Records:
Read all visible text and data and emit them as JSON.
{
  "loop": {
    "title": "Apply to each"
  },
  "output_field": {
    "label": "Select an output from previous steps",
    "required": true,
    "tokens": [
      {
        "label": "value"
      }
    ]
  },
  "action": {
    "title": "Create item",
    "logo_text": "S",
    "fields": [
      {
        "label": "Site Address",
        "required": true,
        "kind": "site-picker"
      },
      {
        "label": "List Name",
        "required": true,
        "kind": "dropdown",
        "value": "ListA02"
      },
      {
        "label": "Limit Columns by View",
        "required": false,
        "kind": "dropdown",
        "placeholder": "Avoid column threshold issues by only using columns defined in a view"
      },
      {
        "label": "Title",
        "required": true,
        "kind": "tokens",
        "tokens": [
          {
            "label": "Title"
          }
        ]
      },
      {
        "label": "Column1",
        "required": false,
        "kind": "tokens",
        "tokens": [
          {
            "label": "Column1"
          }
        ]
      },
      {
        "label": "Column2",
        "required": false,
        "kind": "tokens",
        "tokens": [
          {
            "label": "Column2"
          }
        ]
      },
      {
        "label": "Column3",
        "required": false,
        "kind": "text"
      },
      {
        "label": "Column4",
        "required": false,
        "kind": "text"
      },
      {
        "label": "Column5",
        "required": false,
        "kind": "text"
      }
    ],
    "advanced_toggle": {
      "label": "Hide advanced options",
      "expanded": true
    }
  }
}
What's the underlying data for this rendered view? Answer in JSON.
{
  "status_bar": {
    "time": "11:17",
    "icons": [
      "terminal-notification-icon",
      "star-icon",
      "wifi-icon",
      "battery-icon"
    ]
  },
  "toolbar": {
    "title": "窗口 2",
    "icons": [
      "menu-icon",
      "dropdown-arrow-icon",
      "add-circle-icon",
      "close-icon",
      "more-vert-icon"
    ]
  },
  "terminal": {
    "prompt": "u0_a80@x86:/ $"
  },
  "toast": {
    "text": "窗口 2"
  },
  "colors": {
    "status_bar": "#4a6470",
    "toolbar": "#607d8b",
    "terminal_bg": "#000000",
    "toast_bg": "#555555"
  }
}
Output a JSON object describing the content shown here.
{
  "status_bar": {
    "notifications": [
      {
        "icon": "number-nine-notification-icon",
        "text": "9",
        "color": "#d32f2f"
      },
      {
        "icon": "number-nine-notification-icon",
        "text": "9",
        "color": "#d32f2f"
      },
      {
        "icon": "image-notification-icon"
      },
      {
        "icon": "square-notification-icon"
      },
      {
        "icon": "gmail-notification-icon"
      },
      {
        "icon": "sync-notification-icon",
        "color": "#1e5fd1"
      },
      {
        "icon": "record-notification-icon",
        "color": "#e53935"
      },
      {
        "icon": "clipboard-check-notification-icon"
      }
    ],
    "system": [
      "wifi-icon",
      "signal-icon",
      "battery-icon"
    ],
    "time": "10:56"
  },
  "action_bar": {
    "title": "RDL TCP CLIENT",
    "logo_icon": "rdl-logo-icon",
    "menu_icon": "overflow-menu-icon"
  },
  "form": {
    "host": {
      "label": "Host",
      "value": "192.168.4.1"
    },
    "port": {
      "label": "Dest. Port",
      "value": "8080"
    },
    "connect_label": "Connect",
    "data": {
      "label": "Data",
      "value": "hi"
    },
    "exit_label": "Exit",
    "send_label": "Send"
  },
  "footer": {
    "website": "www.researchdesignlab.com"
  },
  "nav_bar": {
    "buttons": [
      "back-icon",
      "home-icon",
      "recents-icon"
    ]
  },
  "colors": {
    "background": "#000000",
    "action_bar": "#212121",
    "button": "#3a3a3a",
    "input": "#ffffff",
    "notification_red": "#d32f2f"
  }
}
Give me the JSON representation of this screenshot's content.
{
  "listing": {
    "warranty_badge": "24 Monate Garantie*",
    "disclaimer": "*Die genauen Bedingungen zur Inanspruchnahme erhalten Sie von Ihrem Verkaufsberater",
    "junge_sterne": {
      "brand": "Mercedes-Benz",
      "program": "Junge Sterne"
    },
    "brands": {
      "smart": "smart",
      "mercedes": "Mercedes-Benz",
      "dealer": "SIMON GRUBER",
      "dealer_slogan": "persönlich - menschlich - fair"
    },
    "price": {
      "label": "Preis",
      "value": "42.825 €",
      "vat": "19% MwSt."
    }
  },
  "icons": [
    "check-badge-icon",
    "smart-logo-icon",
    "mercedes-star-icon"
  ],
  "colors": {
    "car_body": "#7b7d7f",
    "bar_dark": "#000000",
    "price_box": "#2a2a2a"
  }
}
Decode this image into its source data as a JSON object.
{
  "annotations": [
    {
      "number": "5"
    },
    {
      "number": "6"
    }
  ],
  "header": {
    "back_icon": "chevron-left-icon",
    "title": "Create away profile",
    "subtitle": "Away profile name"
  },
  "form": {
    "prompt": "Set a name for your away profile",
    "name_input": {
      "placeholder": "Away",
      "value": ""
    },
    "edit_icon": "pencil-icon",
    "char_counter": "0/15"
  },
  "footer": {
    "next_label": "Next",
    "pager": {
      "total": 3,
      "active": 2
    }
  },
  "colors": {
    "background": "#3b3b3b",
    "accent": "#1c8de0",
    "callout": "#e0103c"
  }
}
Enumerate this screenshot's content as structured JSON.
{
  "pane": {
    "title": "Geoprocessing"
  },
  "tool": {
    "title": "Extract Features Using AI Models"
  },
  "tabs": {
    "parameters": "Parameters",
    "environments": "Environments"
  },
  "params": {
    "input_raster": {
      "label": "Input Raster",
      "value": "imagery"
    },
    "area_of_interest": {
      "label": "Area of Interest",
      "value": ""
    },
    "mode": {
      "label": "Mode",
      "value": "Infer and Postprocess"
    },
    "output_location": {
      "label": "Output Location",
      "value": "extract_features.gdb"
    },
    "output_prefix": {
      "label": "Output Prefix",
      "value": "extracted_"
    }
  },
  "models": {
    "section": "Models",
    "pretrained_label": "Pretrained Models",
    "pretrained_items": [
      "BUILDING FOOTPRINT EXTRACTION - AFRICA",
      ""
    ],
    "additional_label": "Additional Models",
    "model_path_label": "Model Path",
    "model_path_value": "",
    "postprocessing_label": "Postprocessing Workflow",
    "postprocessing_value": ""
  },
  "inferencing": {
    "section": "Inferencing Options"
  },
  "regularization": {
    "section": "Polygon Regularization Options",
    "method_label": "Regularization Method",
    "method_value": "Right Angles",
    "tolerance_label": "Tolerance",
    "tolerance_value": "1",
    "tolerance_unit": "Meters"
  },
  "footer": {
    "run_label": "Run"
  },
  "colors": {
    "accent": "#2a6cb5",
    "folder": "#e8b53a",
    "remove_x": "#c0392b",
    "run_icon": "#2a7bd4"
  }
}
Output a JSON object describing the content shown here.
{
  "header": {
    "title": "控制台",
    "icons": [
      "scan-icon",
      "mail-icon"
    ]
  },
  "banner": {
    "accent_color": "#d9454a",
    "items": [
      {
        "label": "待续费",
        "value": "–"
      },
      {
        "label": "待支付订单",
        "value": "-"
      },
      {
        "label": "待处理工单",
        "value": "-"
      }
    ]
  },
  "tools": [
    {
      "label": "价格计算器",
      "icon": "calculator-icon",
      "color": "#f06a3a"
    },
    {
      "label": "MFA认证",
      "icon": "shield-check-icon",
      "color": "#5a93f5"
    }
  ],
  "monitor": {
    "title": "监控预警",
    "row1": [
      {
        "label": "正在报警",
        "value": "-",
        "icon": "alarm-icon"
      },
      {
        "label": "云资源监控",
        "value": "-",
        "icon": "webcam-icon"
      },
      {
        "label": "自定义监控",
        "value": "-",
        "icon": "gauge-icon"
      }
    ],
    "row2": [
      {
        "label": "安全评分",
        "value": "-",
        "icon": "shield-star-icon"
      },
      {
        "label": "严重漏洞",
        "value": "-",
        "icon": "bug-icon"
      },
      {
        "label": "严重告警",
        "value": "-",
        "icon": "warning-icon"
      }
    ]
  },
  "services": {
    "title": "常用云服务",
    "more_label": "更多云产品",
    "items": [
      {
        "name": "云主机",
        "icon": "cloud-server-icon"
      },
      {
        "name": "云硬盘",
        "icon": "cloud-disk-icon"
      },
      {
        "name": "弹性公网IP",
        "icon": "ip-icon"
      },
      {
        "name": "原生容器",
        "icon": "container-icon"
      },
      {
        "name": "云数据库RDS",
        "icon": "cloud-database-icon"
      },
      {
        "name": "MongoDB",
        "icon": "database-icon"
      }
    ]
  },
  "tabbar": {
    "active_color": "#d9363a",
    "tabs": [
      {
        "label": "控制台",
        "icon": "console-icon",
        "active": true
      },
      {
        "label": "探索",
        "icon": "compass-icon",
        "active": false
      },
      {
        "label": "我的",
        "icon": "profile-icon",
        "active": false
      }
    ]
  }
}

Task details: From the records, copy every line that has the string "menu" in it.

Solution to this task:
      "menu-icon",
    "menu_icon": "overflow-menu-icon"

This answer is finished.